━━━━━ MATERIAL FOR THE TASK
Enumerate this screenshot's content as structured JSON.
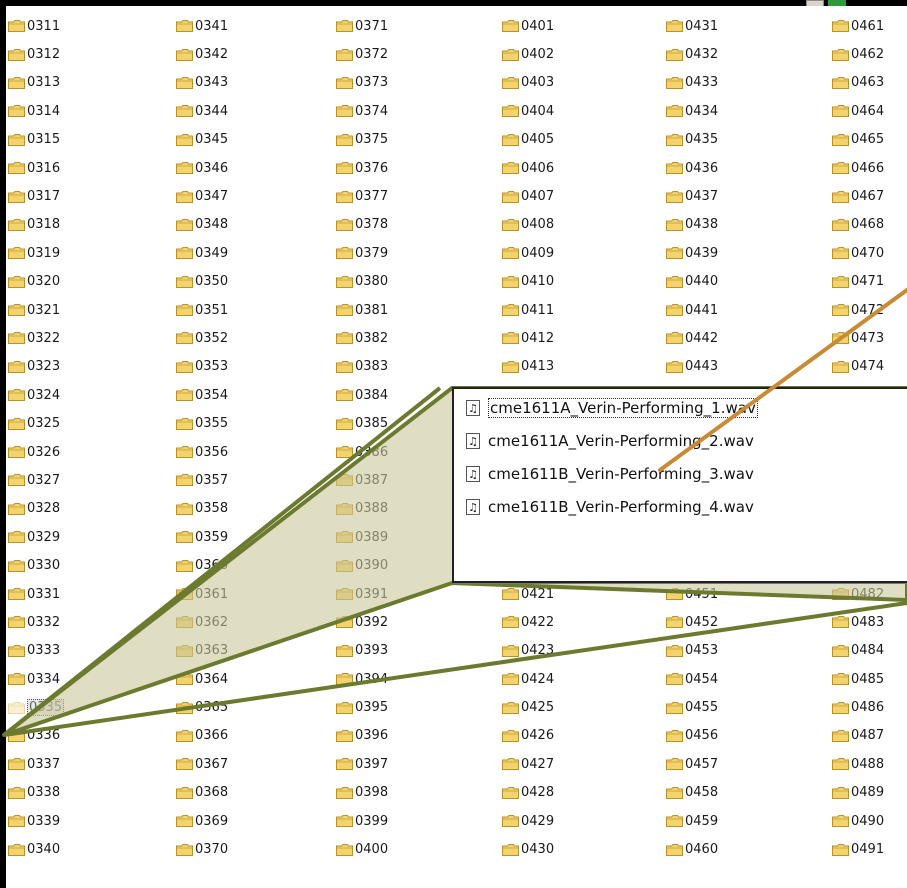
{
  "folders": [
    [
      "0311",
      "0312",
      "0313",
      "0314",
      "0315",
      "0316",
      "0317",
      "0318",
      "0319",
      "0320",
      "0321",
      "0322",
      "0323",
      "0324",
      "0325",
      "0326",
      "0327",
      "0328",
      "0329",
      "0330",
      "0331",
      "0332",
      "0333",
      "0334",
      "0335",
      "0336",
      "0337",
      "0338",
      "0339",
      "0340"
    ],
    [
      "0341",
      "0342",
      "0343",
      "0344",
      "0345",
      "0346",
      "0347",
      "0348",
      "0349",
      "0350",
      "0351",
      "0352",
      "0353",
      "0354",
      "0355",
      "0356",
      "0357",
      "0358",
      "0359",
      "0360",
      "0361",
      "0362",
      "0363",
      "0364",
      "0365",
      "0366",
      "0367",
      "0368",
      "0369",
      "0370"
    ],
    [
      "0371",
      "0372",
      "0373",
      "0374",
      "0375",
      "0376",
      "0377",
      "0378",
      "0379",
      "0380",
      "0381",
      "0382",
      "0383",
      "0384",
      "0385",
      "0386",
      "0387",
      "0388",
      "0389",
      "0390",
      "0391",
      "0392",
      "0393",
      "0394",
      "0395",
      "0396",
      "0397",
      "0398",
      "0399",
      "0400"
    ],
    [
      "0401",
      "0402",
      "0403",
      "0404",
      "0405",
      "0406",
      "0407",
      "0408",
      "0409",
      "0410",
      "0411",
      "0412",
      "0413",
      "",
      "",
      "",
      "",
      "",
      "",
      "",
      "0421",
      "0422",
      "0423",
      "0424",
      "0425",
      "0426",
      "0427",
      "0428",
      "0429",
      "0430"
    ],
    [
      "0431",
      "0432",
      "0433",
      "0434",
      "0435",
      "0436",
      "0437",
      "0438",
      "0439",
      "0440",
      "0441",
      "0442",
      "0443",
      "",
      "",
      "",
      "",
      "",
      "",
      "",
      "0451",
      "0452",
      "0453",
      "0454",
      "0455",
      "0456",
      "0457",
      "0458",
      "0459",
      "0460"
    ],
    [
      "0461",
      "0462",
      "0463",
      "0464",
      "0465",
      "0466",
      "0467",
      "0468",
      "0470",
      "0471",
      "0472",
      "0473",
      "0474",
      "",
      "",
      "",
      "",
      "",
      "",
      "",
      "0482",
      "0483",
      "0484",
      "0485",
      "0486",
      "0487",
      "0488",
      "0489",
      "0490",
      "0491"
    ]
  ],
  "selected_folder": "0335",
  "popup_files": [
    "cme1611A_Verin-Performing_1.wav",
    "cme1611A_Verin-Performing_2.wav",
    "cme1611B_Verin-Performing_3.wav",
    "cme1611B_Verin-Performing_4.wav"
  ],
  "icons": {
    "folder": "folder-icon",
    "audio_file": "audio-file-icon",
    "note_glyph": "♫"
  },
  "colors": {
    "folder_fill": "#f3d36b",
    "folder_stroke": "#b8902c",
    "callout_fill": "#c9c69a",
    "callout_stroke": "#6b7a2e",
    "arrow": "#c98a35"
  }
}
━━━━━━━━━━
TASK STATEMENT: Copy out every line of the material above exactly, skipping the pictures.

THE RESULT:
Enumerate this screenshot's content as structured JSON.
{
  "folders": [
    [
      "0311",
      "0312",
      "0313",
      "0314",
      "0315",
      "0316",
      "0317",
      "0318",
      "0319",
      "0320",
      "0321",
      "0322",
      "0323",
      "0324",
      "0325",
      "0326",
      "0327",
      "0328",
      "0329",
      "0330",
      "0331",
      "0332",
      "0333",
      "0334",
      "0335",
      "0336",
      "0337",
      "0338",
      "0339",
      "0340"
    ],
    [
      "0341",
      "0342",
      "0343",
      "0344",
      "0345",
      "0346",
      "0347",
      "0348",
      "0349",
      "0350",
      "0351",
      "0352",
      "0353",
      "0354",
      "0355",
      "0356",
      "0357",
      "0358",
      "0359",
      "0360",
      "0361",
      "0362",
      "0363",
      "0364",
      "0365",
      "0366",
      "0367",
      "0368",
      "0369",
      "0370"
    ],
    [
      "0371",
      "0372",
      "0373",
      "0374",
      "0375",
      "0376",
      "0377",
      "0378",
      "0379",
      "0380",
      "0381",
      "0382",
      "0383",
      "0384",
      "0385",
      "0386",
      "0387",
      "0388",
      "0389",
      "0390",
      "0391",
      "0392",
      "0393",
      "0394",
      "0395",
      "0396",
      "0397",
      "0398",
      "0399",
      "0400"
    ],
    [
      "0401",
      "0402",
      "0403",
      "0404",
      "0405",
      "0406",
      "0407",
      "0408",
      "0409",
      "0410",
      "0411",
      "0412",
      "0413",
      "",
      "",
      "",
      "",
      "",
      "",
      "",
      "0421",
      "0422",
      "0423",
      "0424",
      "0425",
      "0426",
      "0427",
      "0428",
      "0429",
      "0430"
    ],
    [
      "0431",
      "0432",
      "0433",
      "0434",
      "0435",
      "0436",
      "0437",
      "0438",
      "0439",
      "0440",
      "0441",
      "0442",
      "0443",
      "",
      "",
      "",
      "",
      "",
      "",
      "",
      "0451",
      "0452",
      "0453",
      "0454",
      "0455",
      "0456",
      "0457",
      "0458",
      "0459",
      "0460"
    ],
    [
      "0461",
      "0462",
      "0463",
      "0464",
      "0465",
      "0466",
      "0467",
      "0468",
      "0470",
      "0471",
      "0472",
      "0473",
      "0474",
      "",
      "",
      "",
      "",
      "",
      "",
      "",
      "0482",
      "0483",
      "0484",
      "0485",
      "0486",
      "0487",
      "0488",
      "0489",
      "0490",
      "0491"
    ]
  ],
  "selected_folder": "0335",
  "popup_files": [
    "cme1611A_Verin-Performing_1.wav",
    "cme1611A_Verin-Performing_2.wav",
    "cme1611B_Verin-Performing_3.wav",
    "cme1611B_Verin-Performing_4.wav"
  ],
  "icons": {
    "folder": "folder-icon",
    "audio_file": "audio-file-icon",
    "note_glyph": "♫"
  },
  "colors": {
    "folder_fill": "#f3d36b",
    "folder_stroke": "#b8902c",
    "callout_fill": "#c9c69a",
    "callout_stroke": "#6b7a2e",
    "arrow": "#c98a35"
  }
}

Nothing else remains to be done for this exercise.